## Exercise
Output every line of the material exactly, omitting images.

┄┄┄┄┄┄

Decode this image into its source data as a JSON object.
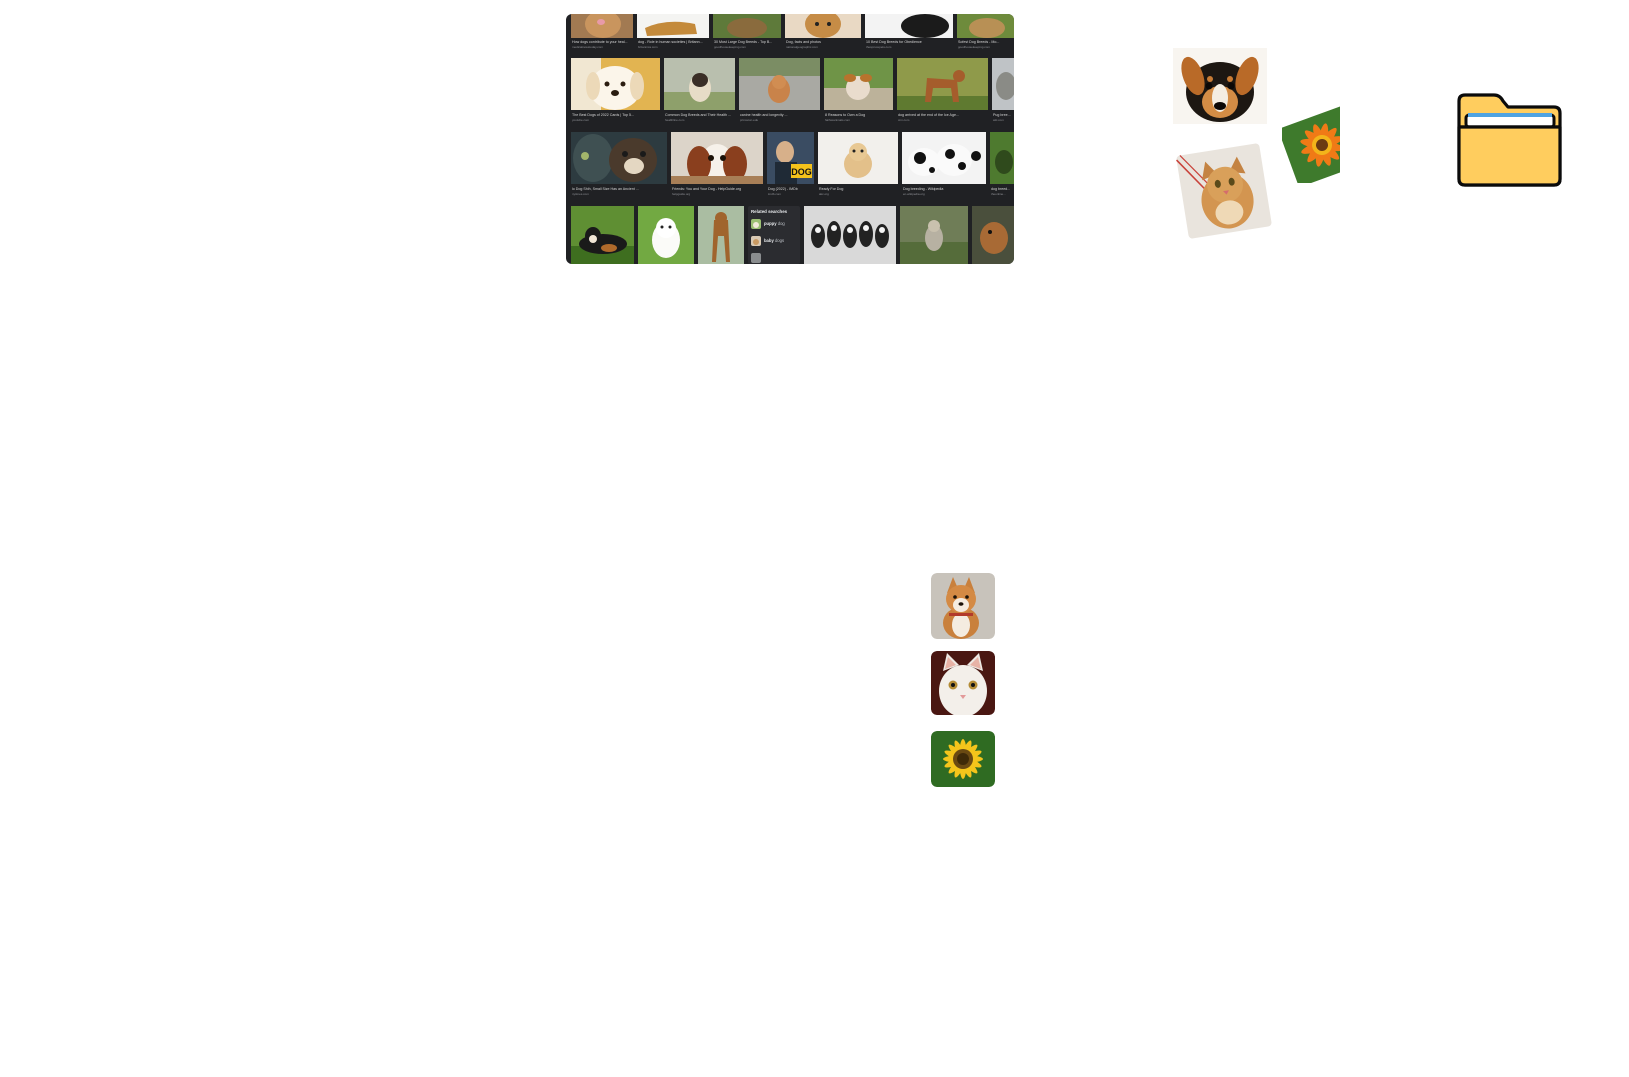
{
  "results": {
    "row1": [
      {
        "caption": "How dogs contribute to your heal...",
        "source": "medicalnewstoday.com"
      },
      {
        "caption": "dog - Role in human societies | Britann...",
        "source": "britannica.com"
      },
      {
        "caption": "30 Most Large Dog Breeds - Top B...",
        "source": "goodhousekeeping.com"
      },
      {
        "caption": "Dog, facts and photos",
        "source": "nationalgeographic.com"
      },
      {
        "caption": "10 Best Dog Breeds for Obedience",
        "source": "thesprucepets.com"
      },
      {
        "caption": "Sofest Dog Breeds - Mo...",
        "source": "goodhousekeeping.com"
      }
    ],
    "row2": [
      {
        "caption": "The Best Dogs of 2022 Cards | Top 5...",
        "source": "youtube.com"
      },
      {
        "caption": "Common Dog Breeds and Their Health ...",
        "source": "healthline.com"
      },
      {
        "caption": "canine health and longevity ...",
        "source": "princeton.edu"
      },
      {
        "caption": "8 Reasons to Own a Dog",
        "source": "fairfaxanimals.com"
      },
      {
        "caption": "dog arrived at the end of the Ice Age...",
        "source": "cnn.com"
      },
      {
        "caption": "Pug bree...",
        "source": "wki.com"
      }
    ],
    "row3": [
      {
        "caption": "lo Dog Shih, Small Size Has an Ancient ...",
        "source": "nytimes.com"
      },
      {
        "caption": "Friends: You and Your Dog - HelpGuide.org",
        "source": "helpguide.org"
      },
      {
        "caption": "Dog (2022) - IMDb",
        "source": "imdb.com"
      },
      {
        "caption": "Ready For Dog",
        "source": "akc.org"
      },
      {
        "caption": "Dog breeding - Wikipedia",
        "source": "en.wikipedia.org"
      },
      {
        "caption": "dog breed...",
        "source": "theonline..."
      }
    ],
    "movie_text": "DOG",
    "related": {
      "title": "Related searches",
      "items": [
        {
          "bold": "puppy",
          "rest": "dog"
        },
        {
          "bold": "baby",
          "rest": "dogs"
        }
      ]
    }
  },
  "colors": {
    "panel_bg": "#202124",
    "folder_fill": "#ffcd5e",
    "folder_stroke": "#0b0b0b"
  },
  "icons": {
    "folder": "folder-icon"
  }
}
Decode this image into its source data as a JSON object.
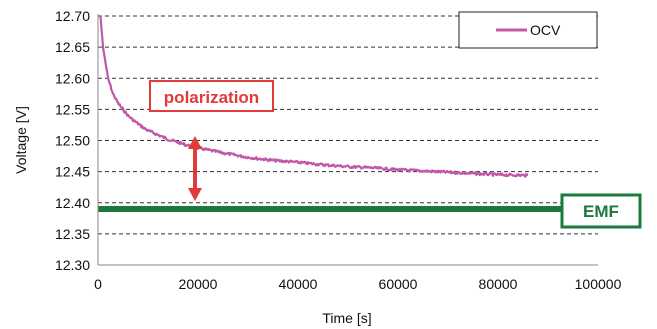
{
  "chart_data": {
    "type": "line",
    "xlabel": "Time [s]",
    "ylabel": "Voltage [V]",
    "xlim": [
      0,
      100000
    ],
    "ylim": [
      12.3,
      12.7
    ],
    "x_ticks": [
      0,
      20000,
      40000,
      60000,
      80000,
      100000
    ],
    "x_tick_labels": [
      "0",
      "20000",
      "40000",
      "60000",
      "80000",
      "100000"
    ],
    "y_ticks": [
      12.3,
      12.35,
      12.4,
      12.45,
      12.5,
      12.55,
      12.6,
      12.65,
      12.7
    ],
    "y_tick_labels": [
      "12.30",
      "12.35",
      "12.40",
      "12.45",
      "12.50",
      "12.55",
      "12.60",
      "12.65",
      "12.70"
    ],
    "grid": "horizontal dashed",
    "legend_position": "top-right",
    "series": [
      {
        "name": "OCV",
        "color": "#c157a8",
        "x": [
          500,
          1000,
          1500,
          2000,
          3000,
          4000,
          5000,
          6000,
          7000,
          8000,
          9000,
          10000,
          12000,
          14000,
          16000,
          18000,
          20000,
          25000,
          30000,
          35000,
          40000,
          45000,
          50000,
          55000,
          60000,
          65000,
          70000,
          75000,
          80000,
          86000
        ],
        "y": [
          12.7,
          12.65,
          12.625,
          12.6,
          12.575,
          12.56,
          12.55,
          12.54,
          12.533,
          12.527,
          12.521,
          12.516,
          12.509,
          12.502,
          12.497,
          12.492,
          12.488,
          12.48,
          12.473,
          12.468,
          12.465,
          12.461,
          12.458,
          12.456,
          12.453,
          12.451,
          12.449,
          12.447,
          12.445,
          12.444
        ]
      },
      {
        "name": "EMF",
        "color": "#1a7a3c",
        "x": [
          0,
          100000
        ],
        "y": [
          12.39,
          12.39
        ]
      }
    ],
    "annotations": {
      "polarization": {
        "text": "polarization",
        "color": "#e03a3a",
        "arrow_x": 9000,
        "arrow_from": 12.52,
        "arrow_to": 12.39
      },
      "emf": {
        "text": "EMF",
        "color": "#1a7a3c"
      }
    },
    "legend": [
      {
        "label": "OCV",
        "color": "#c157a8"
      }
    ]
  }
}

┄┄┄┄┄┄

## Worked solution
Decode this image into its source data as a JSON object.
{
  "results": {
    "row1": [
      {
        "caption": "How dogs contribute to your heal...",
        "source": "medicalnewstoday.com"
      },
      {
        "caption": "dog - Role in human societies | Britann...",
        "source": "britannica.com"
      },
      {
        "caption": "30 Most Large Dog Breeds - Top B...",
        "source": "goodhousekeeping.com"
      },
      {
        "caption": "Dog, facts and photos",
        "source": "nationalgeographic.com"
      },
      {
        "caption": "10 Best Dog Breeds for Obedience",
        "source": "thesprucepets.com"
      },
      {
        "caption": "Sofest Dog Breeds - Mo...",
        "source": "goodhousekeeping.com"
      }
    ],
    "row2": [
      {
        "caption": "The Best Dogs of 2022 Cards | Top 5...",
        "source": "youtube.com"
      },
      {
        "caption": "Common Dog Breeds and Their Health ...",
        "source": "healthline.com"
      },
      {
        "caption": "canine health and longevity ...",
        "source": "princeton.edu"
      },
      {
        "caption": "8 Reasons to Own a Dog",
        "source": "fairfaxanimals.com"
      },
      {
        "caption": "dog arrived at the end of the Ice Age...",
        "source": "cnn.com"
      },
      {
        "caption": "Pug bree...",
        "source": "wki.com"
      }
    ],
    "row3": [
      {
        "caption": "lo Dog Shih, Small Size Has an Ancient ...",
        "source": "nytimes.com"
      },
      {
        "caption": "Friends: You and Your Dog - HelpGuide.org",
        "source": "helpguide.org"
      },
      {
        "caption": "Dog (2022) - IMDb",
        "source": "imdb.com"
      },
      {
        "caption": "Ready For Dog",
        "source": "akc.org"
      },
      {
        "caption": "Dog breeding - Wikipedia",
        "source": "en.wikipedia.org"
      },
      {
        "caption": "dog breed...",
        "source": "theonline..."
      }
    ],
    "movie_text": "DOG",
    "related": {
      "title": "Related searches",
      "items": [
        {
          "bold": "puppy",
          "rest": "dog"
        },
        {
          "bold": "baby",
          "rest": "dogs"
        }
      ]
    }
  },
  "colors": {
    "panel_bg": "#202124",
    "folder_fill": "#ffcd5e",
    "folder_stroke": "#0b0b0b"
  },
  "icons": {
    "folder": "folder-icon"
  }
}
Decode this image into its source data as a JSON object.
{
  "chart_data": {
    "type": "line",
    "xlabel": "Time [s]",
    "ylabel": "Voltage [V]",
    "xlim": [
      0,
      100000
    ],
    "ylim": [
      12.3,
      12.7
    ],
    "x_ticks": [
      0,
      20000,
      40000,
      60000,
      80000,
      100000
    ],
    "x_tick_labels": [
      "0",
      "20000",
      "40000",
      "60000",
      "80000",
      "100000"
    ],
    "y_ticks": [
      12.3,
      12.35,
      12.4,
      12.45,
      12.5,
      12.55,
      12.6,
      12.65,
      12.7
    ],
    "y_tick_labels": [
      "12.30",
      "12.35",
      "12.40",
      "12.45",
      "12.50",
      "12.55",
      "12.60",
      "12.65",
      "12.70"
    ],
    "grid": "horizontal dashed",
    "legend_position": "top-right",
    "series": [
      {
        "name": "OCV",
        "color": "#c157a8",
        "x": [
          500,
          1000,
          1500,
          2000,
          3000,
          4000,
          5000,
          6000,
          7000,
          8000,
          9000,
          10000,
          12000,
          14000,
          16000,
          18000,
          20000,
          25000,
          30000,
          35000,
          40000,
          45000,
          50000,
          55000,
          60000,
          65000,
          70000,
          75000,
          80000,
          86000
        ],
        "y": [
          12.7,
          12.65,
          12.625,
          12.6,
          12.575,
          12.56,
          12.55,
          12.54,
          12.533,
          12.527,
          12.521,
          12.516,
          12.509,
          12.502,
          12.497,
          12.492,
          12.488,
          12.48,
          12.473,
          12.468,
          12.465,
          12.461,
          12.458,
          12.456,
          12.453,
          12.451,
          12.449,
          12.447,
          12.445,
          12.444
        ]
      },
      {
        "name": "EMF",
        "color": "#1a7a3c",
        "x": [
          0,
          100000
        ],
        "y": [
          12.39,
          12.39
        ]
      }
    ],
    "annotations": {
      "polarization": {
        "text": "polarization",
        "color": "#e03a3a",
        "arrow_x": 9000,
        "arrow_from": 12.52,
        "arrow_to": 12.39
      },
      "emf": {
        "text": "EMF",
        "color": "#1a7a3c"
      }
    },
    "legend": [
      {
        "label": "OCV",
        "color": "#c157a8"
      }
    ]
  }
}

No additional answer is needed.